Saved entries:
━━━━━━━━━━━━━━━━━━━━━━━━━━━━━━
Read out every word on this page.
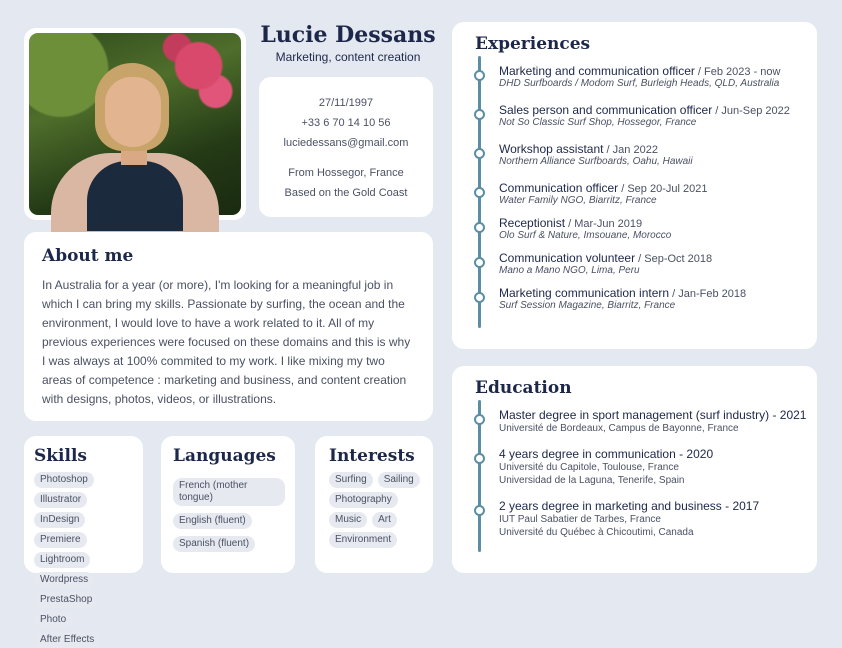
Lucie Dessans
Marketing, content creation
27/11/1997
+33 6 70 14 10 56
luciedessans@gmail.com
From Hossegor, France
Based on the Gold Coast
About me
In Australia for a year (or more), I'm looking for a meaningful job in which I can bring my skills. Passionate by surfing, the ocean and the environment, I would love to have a work related to it. All of my previous experiences were focused on these domains and this is why I was always at 100% commited to my work. I like mixing my two areas of competence : marketing and business, and content creation with designs, photos, videos, or illustrations.
Skills
Photoshop
Illustrator
InDesign
Premiere
Lightroom
Wordpress
PrestaShop
Photo
After Effects
Languages
French (mother tongue)
English (fluent)
Spanish (fluent)
Interests
Surfing	Sailing
Photography
Music	Art
Environment
Experiences
Marketing and communication officer / Feb 2023 - now
DHD Surfboards / Modom Surf, Burleigh Heads, QLD, Australia
Sales person and communication officer / Jun-Sep 2022
Not So Classic Surf Shop, Hossegor, France
Workshop assistant / Jan 2022
Northern Alliance Surfboards, Oahu, Hawaii
Communication officer / Sep 20-Jul 2021
Water Family NGO, Biarritz, France
Receptionist / Mar-Jun 2019
Olo Surf & Nature, Imsouane, Morocco
Communication volunteer / Sep-Oct 2018
Mano a Mano NGO, Lima, Peru
Marketing communication intern / Jan-Feb 2018
Surf Session Magazine, Biarritz, France
Education
Master degree in sport management (surf industry) - 2021
Université de Bordeaux, Campus de Bayonne, France
4 years degree in communication - 2020
Université du Capitole, Toulouse, France
Universidad de la Laguna, Tenerife, Spain
2 years degree in marketing and business - 2017
IUT Paul Sabatier de Tarbes, France
Université du Québec à Chicoutimi, Canada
━━━━━━━━━━━━━━━━━━━━━━━━━━━━━━
### What is being asked
Copy the listing word for word, excluding its pictures.

### The completed task
Read out every word on this page.
Lucie Dessans
Marketing, content creation
27/11/1997
+33 6 70 14 10 56
luciedessans@gmail.com
From Hossegor, France
Based on the Gold Coast
About me
In Australia for a year (or more), I'm looking for a meaningful job in which I can bring my skills. Passionate by surfing, the ocean and the environment, I would love to have a work related to it. All of my previous experiences were focused on these domains and this is why I was always at 100% commited to my work. I like mixing my two areas of competence : marketing and business, and content creation with designs, photos, videos, or illustrations.
Skills
Photoshop
Illustrator
InDesign
Premiere
Lightroom
Wordpress
PrestaShop
Photo
After Effects
Languages
French (mother tongue)
English (fluent)
Spanish (fluent)
Interests
Surfing	Sailing
Photography
Music	Art
Environment
Experiences
Marketing and communication officer / Feb 2023 - now
DHD Surfboards / Modom Surf, Burleigh Heads, QLD, Australia
Sales person and communication officer / Jun-Sep 2022
Not So Classic Surf Shop, Hossegor, France
Workshop assistant / Jan 2022
Northern Alliance Surfboards, Oahu, Hawaii
Communication officer / Sep 20-Jul 2021
Water Family NGO, Biarritz, France
Receptionist / Mar-Jun 2019
Olo Surf & Nature, Imsouane, Morocco
Communication volunteer / Sep-Oct 2018
Mano a Mano NGO, Lima, Peru
Marketing communication intern / Jan-Feb 2018
Surf Session Magazine, Biarritz, France
Education
Master degree in sport management (surf industry) - 2021
Université de Bordeaux, Campus de Bayonne, France
4 years degree in communication - 2020
Université du Capitole, Toulouse, France
Universidad de la Laguna, Tenerife, Spain
2 years degree in marketing and business - 2017
IUT Paul Sabatier de Tarbes, France
Université du Québec à Chicoutimi, Canada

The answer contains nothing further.